_SHORT TASK:_ Set down each entry from the block beneath, exactly as written.

_RAW RECORDS:_
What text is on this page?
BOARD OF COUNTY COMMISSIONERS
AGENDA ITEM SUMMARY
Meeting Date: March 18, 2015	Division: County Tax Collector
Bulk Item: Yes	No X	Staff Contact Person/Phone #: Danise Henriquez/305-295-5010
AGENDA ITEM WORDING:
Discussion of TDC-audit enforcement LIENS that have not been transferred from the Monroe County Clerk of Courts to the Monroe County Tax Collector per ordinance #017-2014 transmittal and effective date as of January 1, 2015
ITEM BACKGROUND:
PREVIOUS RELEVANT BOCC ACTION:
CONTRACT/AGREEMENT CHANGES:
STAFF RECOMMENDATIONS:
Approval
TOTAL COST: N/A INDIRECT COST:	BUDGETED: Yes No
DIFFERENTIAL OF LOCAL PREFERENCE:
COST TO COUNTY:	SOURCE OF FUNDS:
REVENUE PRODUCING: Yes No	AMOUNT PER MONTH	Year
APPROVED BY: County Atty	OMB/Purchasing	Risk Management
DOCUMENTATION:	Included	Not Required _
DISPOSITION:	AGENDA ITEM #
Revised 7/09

_THE SOLUTION:_
What text is on this page?
BOARD OF COUNTY COMMISSIONERS
AGENDA ITEM SUMMARY
Meeting Date: March 18, 2015	Division: County Tax Collector
Bulk Item: Yes	No X	Staff Contact Person/Phone #: Danise Henriquez/305-295-5010
AGENDA ITEM WORDING:
Discussion of TDC-audit enforcement LIENS that have not been transferred from the Monroe County Clerk of Courts to the Monroe County Tax Collector per ordinance #017-2014 transmittal and effective date as of January 1, 2015
ITEM BACKGROUND:
PREVIOUS RELEVANT BOCC ACTION:
CONTRACT/AGREEMENT CHANGES:
STAFF RECOMMENDATIONS:
Approval
TOTAL COST: N/A INDIRECT COST:	BUDGETED: Yes No
DIFFERENTIAL OF LOCAL PREFERENCE:
COST TO COUNTY:	SOURCE OF FUNDS:
REVENUE PRODUCING: Yes No	AMOUNT PER MONTH	Year
APPROVED BY: County Atty	OMB/Purchasing	Risk Management
DOCUMENTATION:	Included	Not Required _
DISPOSITION:	AGENDA ITEM #
Revised 7/09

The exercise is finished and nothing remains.